-- Text passage --
-----
The good news with HFCs is that they do not affect the stratosphere. The bad news is they are a greenhouse gas and can be 14,800 times more potent than CO2 at warming the atmosphere.

So, don't get me wrong. Obviously there are global-warming benefits to eradicating HFCs. In fact, I've written in support of it. And the IEA report, while not including it in its four-point action plan, highlights HFCs along with other "short-lived climate pollutants" (SLCPs) -- black carbon, methane and tropospheric ozone -- as warmers responsible for a "substantial fraction of the radiative forcing to date" and thus good warmers to reduce but as a "complement" to actions that reduce CO2 emissions. To quote the report:

"[L]asting climate benefits from fast action on SLCPs are contingent on stringent parallel action on longer-lasting CO2 emissions. In other words, while fast action to mitigate SLCPs could help slow the rate of climate change and improve the chances of staying below the 2 °C target in the near term, longer term climate protection depends on deep and persistent cuts in CO2 emissions being rapidly realised."
-----
-- The request --
Answer these questions from the passage on HFCs.
(a) How many times more potent than CO2 at warming the atmosphere can HFCs be?
(b) Which short-lived climate pollutants besides HFCs does the IEA report name?
(c) According to the quoted report, what does longer term climate protection depend on?

-- Listed records --
-----
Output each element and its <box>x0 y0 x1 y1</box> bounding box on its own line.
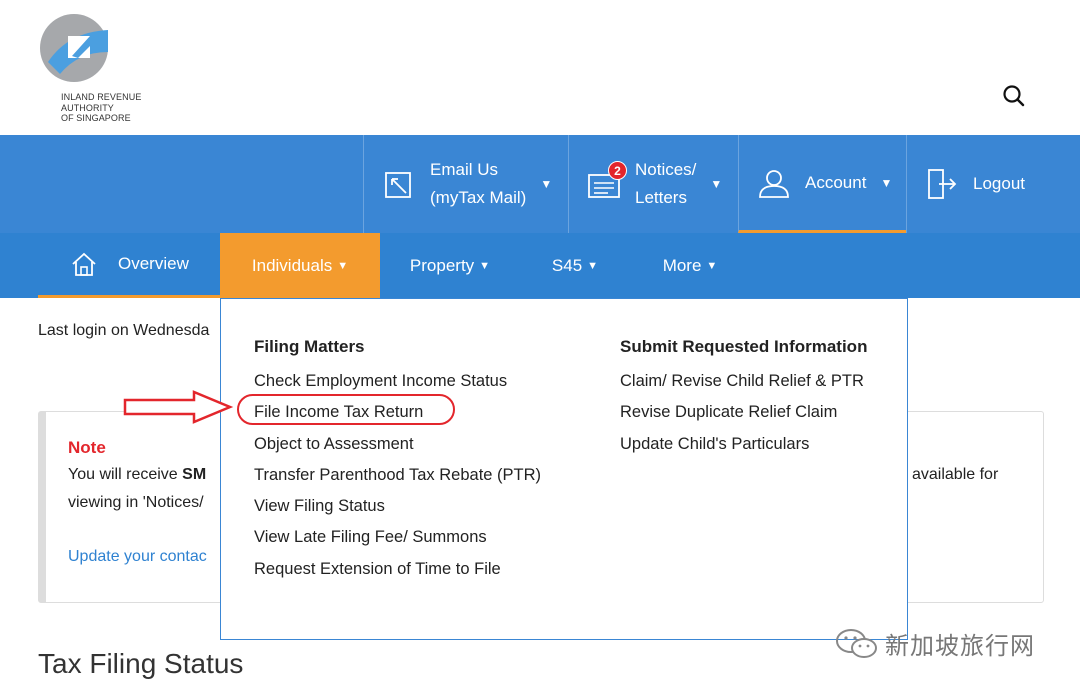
-----
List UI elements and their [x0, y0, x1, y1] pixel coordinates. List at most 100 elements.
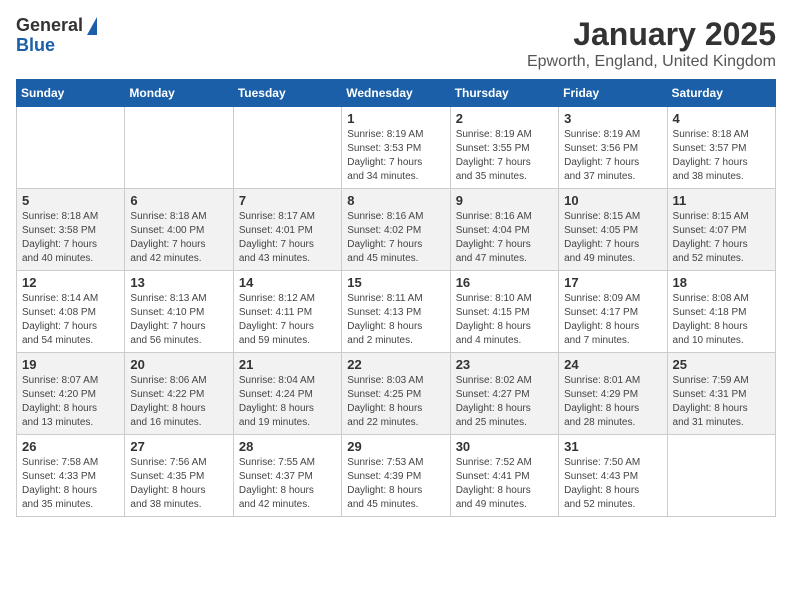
-----
-- Result for this exercise --
(a) Up to 14,800 times.
(b) Black carbon, methane and tropospheric ozone.
(c) Deep and persistent cuts in CO2 emissions being rapidly realised.